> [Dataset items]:
## Begin

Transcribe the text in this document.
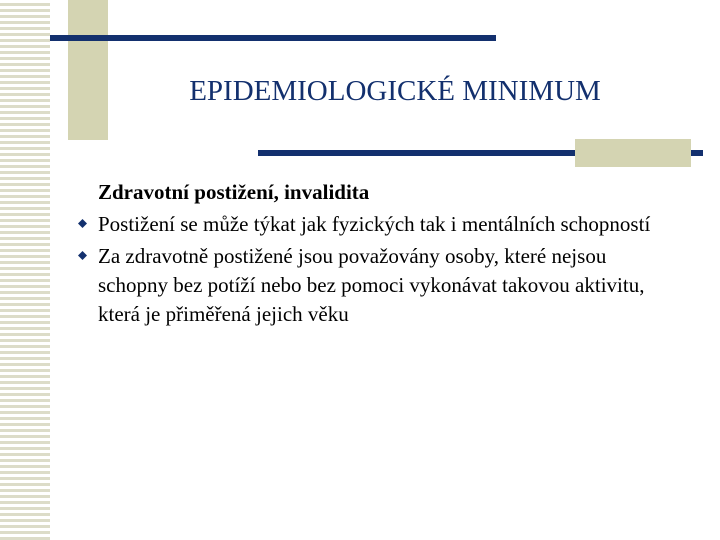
EPIDEMIOLOGICKÉ MINIMUM
Zdravotní postižení, invalidita
Postižení se může týkat jak fyzických tak i mentálních schopností
Za zdravotně postižené jsou považovány osoby, které nejsou schopny bez potíží nebo bez pomoci vykonávat takovou aktivitu, která je přiměřená jejich věku
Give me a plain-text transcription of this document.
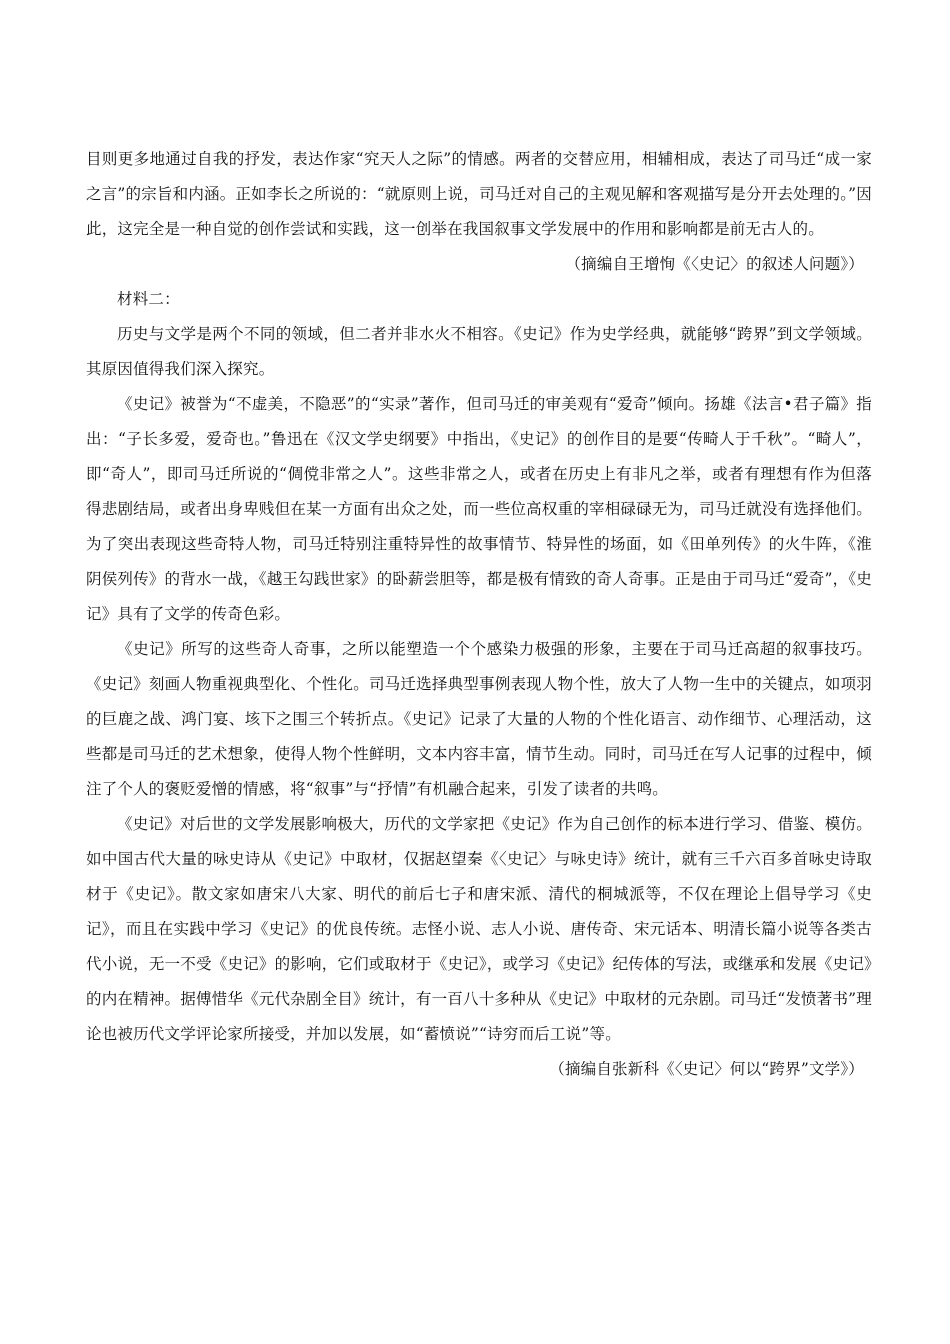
目则更多地通过自我的抒发，表达作家“究天人之际”的情感。两者的交替应用，相辅相成，表达了司马迁“成一家之言”的宗旨和内涵。正如李长之所说的：“就原则上说，司马迁对自己的主观见解和客观描写是分开去处理的。”因此，这完全是一种自觉的创作尝试和实践，这一创举在我国叙事文学发展中的作用和影响都是前无古人的。

（摘编自王增恂《〈史记〉的叙述人问题》）

材料二：

历史与文学是两个不同的领域，但二者并非水火不相容。《史记》作为史学经典，就能够“跨界”到文学领域。其原因值得我们深入探究。

《史记》被誉为“不虚美，不隐恶”的“实录”著作，但司马迁的审美观有“爱奇”倾向。扬雄《法言•君子篇》指出：“子长多爱，爱奇也。”鲁迅在《汉文学史纲要》中指出，《史记》的创作目的是要“传畸人于千秋”。“畸人”，即“奇人”，即司马迁所说的“倜傥非常之人”。这些非常之人，或者在历史上有非凡之举，或者有理想有作为但落得悲剧结局，或者出身卑贱但在某一方面有出众之处，而一些位高权重的宰相碌碌无为，司马迁就没有选择他们。为了突出表现这些奇特人物，司马迁特别注重特异性的故事情节、特异性的场面，如《田单列传》的火牛阵，《淮阴侯列传》的背水一战，《越王勾践世家》的卧薪尝胆等，都是极有情致的奇人奇事。正是由于司马迁“爱奇”，《史记》具有了文学的传奇色彩。

《史记》所写的这些奇人奇事，之所以能塑造一个个感染力极强的形象，主要在于司马迁高超的叙事技巧。《史记》刻画人物重视典型化、个性化。司马迁选择典型事例表现人物个性，放大了人物一生中的关键点，如项羽的巨鹿之战、鸿门宴、垓下之围三个转折点。《史记》记录了大量的人物的个性化语言、动作细节、心理活动，这些都是司马迁的艺术想象，使得人物个性鲜明，文本内容丰富，情节生动。同时，司马迁在写人记事的过程中，倾注了个人的褒贬爱憎的情感，将“叙事”与“抒情”有机融合起来，引发了读者的共鸣。

《史记》对后世的文学发展影响极大，历代的文学家把《史记》作为自己创作的标本进行学习、借鉴、模仿。如中国古代大量的咏史诗从《史记》中取材，仅据赵望秦《〈史记〉与咏史诗》统计，就有三千六百多首咏史诗取材于《史记》。散文家如唐宋八大家、明代的前后七子和唐宋派、清代的桐城派等，不仅在理论上倡导学习《史记》，而且在实践中学习《史记》的优良传统。志怪小说、志人小说、唐传奇、宋元话本、明清长篇小说等各类古代小说，无一不受《史记》的影响，它们或取材于《史记》，或学习《史记》纪传体的写法，或继承和发展《史记》的内在精神。据傅惜华《元代杂剧全目》统计，有一百八十多种从《史记》中取材的元杂剧。司马迁“发愤著书”理论也被历代文学评论家所接受，并加以发展，如“蓄愤说”“诗穷而后工说”等。

（摘编自张新科《〈史记〉何以“跨界”文学》）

## End

> [EXERCISE DETAILS]:
Go through the entries above and print each one exactly, minus the pictures.

> [RIGHT ANSWER]:
Transcribe the text in this document.
EPIDEMIOLOGICKÉ MINIMUM
Zdravotní postižení, invalidita
Postižení se může týkat jak fyzických tak i mentálních schopností
Za zdravotně postižené jsou považovány osoby, které nejsou schopny bez potíží nebo bez pomoci vykonávat takovou aktivitu, která je přiměřená jejich věku
Give me a plain-text transcription of this document.
目则更多地通过自我的抒发，表达作家“究天人之际”的情感。两者的交替应用，相辅相成，表达了司马迁“成一家之言”的宗旨和内涵。正如李长之所说的：“就原则上说，司马迁对自己的主观见解和客观描写是分开去处理的。”因此，这完全是一种自觉的创作尝试和实践，这一创举在我国叙事文学发展中的作用和影响都是前无古人的。

（摘编自王增恂《〈史记〉的叙述人问题》）

材料二：

历史与文学是两个不同的领域，但二者并非水火不相容。《史记》作为史学经典，就能够“跨界”到文学领域。其原因值得我们深入探究。

《史记》被誉为“不虚美，不隐恶”的“实录”著作，但司马迁的审美观有“爱奇”倾向。扬雄《法言•君子篇》指出：“子长多爱，爱奇也。”鲁迅在《汉文学史纲要》中指出，《史记》的创作目的是要“传畸人于千秋”。“畸人”，即“奇人”，即司马迁所说的“倜傥非常之人”。这些非常之人，或者在历史上有非凡之举，或者有理想有作为但落得悲剧结局，或者出身卑贱但在某一方面有出众之处，而一些位高权重的宰相碌碌无为，司马迁就没有选择他们。为了突出表现这些奇特人物，司马迁特别注重特异性的故事情节、特异性的场面，如《田单列传》的火牛阵，《淮阴侯列传》的背水一战，《越王勾践世家》的卧薪尝胆等，都是极有情致的奇人奇事。正是由于司马迁“爱奇”，《史记》具有了文学的传奇色彩。

《史记》所写的这些奇人奇事，之所以能塑造一个个感染力极强的形象，主要在于司马迁高超的叙事技巧。《史记》刻画人物重视典型化、个性化。司马迁选择典型事例表现人物个性，放大了人物一生中的关键点，如项羽的巨鹿之战、鸿门宴、垓下之围三个转折点。《史记》记录了大量的人物的个性化语言、动作细节、心理活动，这些都是司马迁的艺术想象，使得人物个性鲜明，文本内容丰富，情节生动。同时，司马迁在写人记事的过程中，倾注了个人的褒贬爱憎的情感，将“叙事”与“抒情”有机融合起来，引发了读者的共鸣。

《史记》对后世的文学发展影响极大，历代的文学家把《史记》作为自己创作的标本进行学习、借鉴、模仿。如中国古代大量的咏史诗从《史记》中取材，仅据赵望秦《〈史记〉与咏史诗》统计，就有三千六百多首咏史诗取材于《史记》。散文家如唐宋八大家、明代的前后七子和唐宋派、清代的桐城派等，不仅在理论上倡导学习《史记》，而且在实践中学习《史记》的优良传统。志怪小说、志人小说、唐传奇、宋元话本、明清长篇小说等各类古代小说，无一不受《史记》的影响，它们或取材于《史记》，或学习《史记》纪传体的写法，或继承和发展《史记》的内在精神。据傅惜华《元代杂剧全目》统计，有一百八十多种从《史记》中取材的元杂剧。司马迁“发愤著书”理论也被历代文学评论家所接受，并加以发展，如“蓄愤说”“诗穷而后工说”等。

（摘编自张新科《〈史记〉何以“跨界”文学》）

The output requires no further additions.